#### Objective
Word for word, print each line of the listing below; pictures stay out.

#### Supplied entries
◇ ◇ ◇ ◇ ◇

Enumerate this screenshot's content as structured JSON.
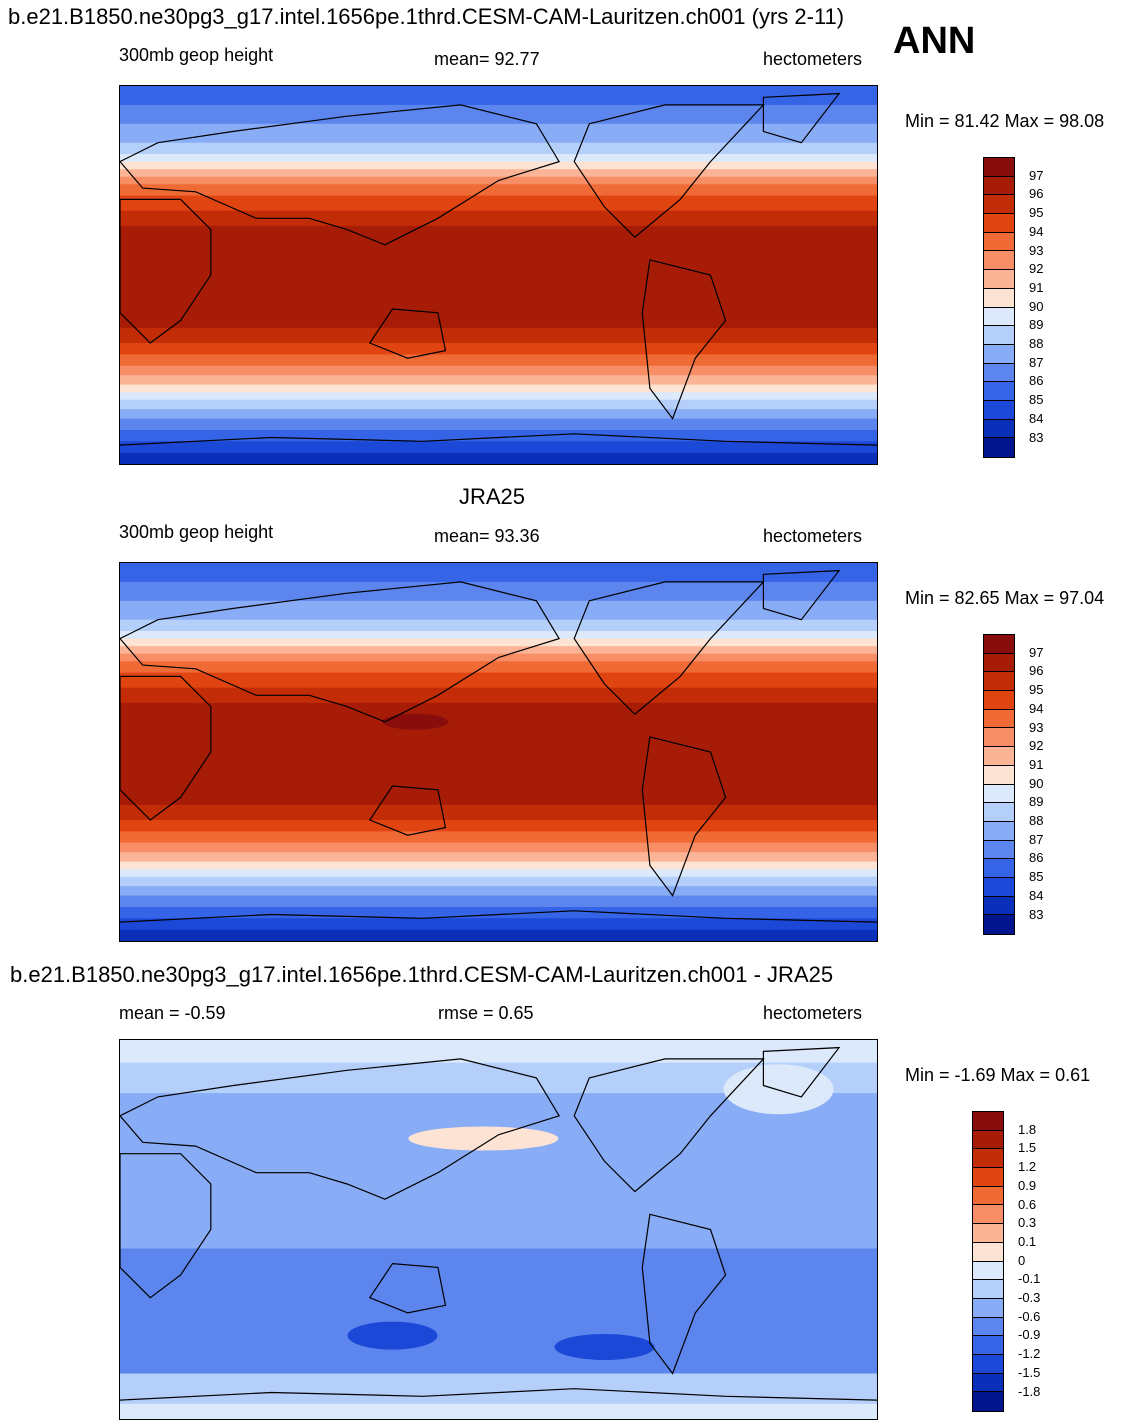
{
  "season": "ANN",
  "panels": [
    {
      "title": "b.e21.B1850.ne30pg3_g17.intel.1656pe.1thrd.CESM-CAM-Lauritzen.ch001 (yrs 2-11)",
      "left_label": "300mb geop height",
      "center_label": "mean=  92.77",
      "right_label": "hectometers",
      "minmax": "Min =  81.42 Max =  98.08",
      "colorbar_labels": [
        "97",
        "96",
        "95",
        "94",
        "93",
        "92",
        "91",
        "90",
        "89",
        "88",
        "87",
        "86",
        "85",
        "84",
        "83"
      ],
      "colorbar_colors": [
        "#8a0d0d",
        "#a61c06",
        "#c22c06",
        "#e04410",
        "#f06a35",
        "#f88e66",
        "#fbb596",
        "#fde3d3",
        "#dbe9fb",
        "#b3cffa",
        "#88acf5",
        "#5c86ee",
        "#3565e6",
        "#1c48d8",
        "#0a2fb8",
        "#03158c"
      ],
      "min": 81.42,
      "max": 98.08
    },
    {
      "title": "JRA25",
      "left_label": "300mb geop height",
      "center_label": "mean=  93.36",
      "right_label": "hectometers",
      "minmax": "Min =  82.65 Max =  97.04",
      "colorbar_labels": [
        "97",
        "96",
        "95",
        "94",
        "93",
        "92",
        "91",
        "90",
        "89",
        "88",
        "87",
        "86",
        "85",
        "84",
        "83"
      ],
      "colorbar_colors": [
        "#8a0d0d",
        "#a61c06",
        "#c22c06",
        "#e04410",
        "#f06a35",
        "#f88e66",
        "#fbb596",
        "#fde3d3",
        "#dbe9fb",
        "#b3cffa",
        "#88acf5",
        "#5c86ee",
        "#3565e6",
        "#1c48d8",
        "#0a2fb8",
        "#03158c"
      ],
      "min": 82.65,
      "max": 97.04
    },
    {
      "title": "b.e21.B1850.ne30pg3_g17.intel.1656pe.1thrd.CESM-CAM-Lauritzen.ch001 - JRA25",
      "left_label": "mean =  -0.59",
      "center_label": "rmse =   0.65",
      "right_label": "hectometers",
      "minmax": "Min =  -1.69 Max =   0.61",
      "colorbar_labels": [
        "1.8",
        "1.5",
        "1.2",
        "0.9",
        "0.6",
        "0.3",
        "0.1",
        "0",
        "-0.1",
        "-0.3",
        "-0.6",
        "-0.9",
        "-1.2",
        "-1.5",
        "-1.8"
      ],
      "colorbar_colors": [
        "#8a0d0d",
        "#a61c06",
        "#c22c06",
        "#e04410",
        "#f06a35",
        "#f88e66",
        "#fbb596",
        "#fde3d3",
        "#dbe9fb",
        "#b3cffa",
        "#88acf5",
        "#5c86ee",
        "#3565e6",
        "#1c48d8",
        "#0a2fb8",
        "#03158c"
      ],
      "min": -1.69,
      "max": 0.61
    }
  ]
}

◇ ◇ ◇ ◇ ◇

#### Answer to this problem
Enumerate this screenshot's content as structured JSON.
{
  "season": "ANN",
  "panels": [
    {
      "title": "b.e21.B1850.ne30pg3_g17.intel.1656pe.1thrd.CESM-CAM-Lauritzen.ch001 (yrs 2-11)",
      "left_label": "300mb geop height",
      "center_label": "mean=  92.77",
      "right_label": "hectometers",
      "minmax": "Min =  81.42 Max =  98.08",
      "colorbar_labels": [
        "97",
        "96",
        "95",
        "94",
        "93",
        "92",
        "91",
        "90",
        "89",
        "88",
        "87",
        "86",
        "85",
        "84",
        "83"
      ],
      "colorbar_colors": [
        "#8a0d0d",
        "#a61c06",
        "#c22c06",
        "#e04410",
        "#f06a35",
        "#f88e66",
        "#fbb596",
        "#fde3d3",
        "#dbe9fb",
        "#b3cffa",
        "#88acf5",
        "#5c86ee",
        "#3565e6",
        "#1c48d8",
        "#0a2fb8",
        "#03158c"
      ],
      "min": 81.42,
      "max": 98.08
    },
    {
      "title": "JRA25",
      "left_label": "300mb geop height",
      "center_label": "mean=  93.36",
      "right_label": "hectometers",
      "minmax": "Min =  82.65 Max =  97.04",
      "colorbar_labels": [
        "97",
        "96",
        "95",
        "94",
        "93",
        "92",
        "91",
        "90",
        "89",
        "88",
        "87",
        "86",
        "85",
        "84",
        "83"
      ],
      "colorbar_colors": [
        "#8a0d0d",
        "#a61c06",
        "#c22c06",
        "#e04410",
        "#f06a35",
        "#f88e66",
        "#fbb596",
        "#fde3d3",
        "#dbe9fb",
        "#b3cffa",
        "#88acf5",
        "#5c86ee",
        "#3565e6",
        "#1c48d8",
        "#0a2fb8",
        "#03158c"
      ],
      "min": 82.65,
      "max": 97.04
    },
    {
      "title": "b.e21.B1850.ne30pg3_g17.intel.1656pe.1thrd.CESM-CAM-Lauritzen.ch001 - JRA25",
      "left_label": "mean =  -0.59",
      "center_label": "rmse =   0.65",
      "right_label": "hectometers",
      "minmax": "Min =  -1.69 Max =   0.61",
      "colorbar_labels": [
        "1.8",
        "1.5",
        "1.2",
        "0.9",
        "0.6",
        "0.3",
        "0.1",
        "0",
        "-0.1",
        "-0.3",
        "-0.6",
        "-0.9",
        "-1.2",
        "-1.5",
        "-1.8"
      ],
      "colorbar_colors": [
        "#8a0d0d",
        "#a61c06",
        "#c22c06",
        "#e04410",
        "#f06a35",
        "#f88e66",
        "#fbb596",
        "#fde3d3",
        "#dbe9fb",
        "#b3cffa",
        "#88acf5",
        "#5c86ee",
        "#3565e6",
        "#1c48d8",
        "#0a2fb8",
        "#03158c"
      ],
      "min": -1.69,
      "max": 0.61
    }
  ]
}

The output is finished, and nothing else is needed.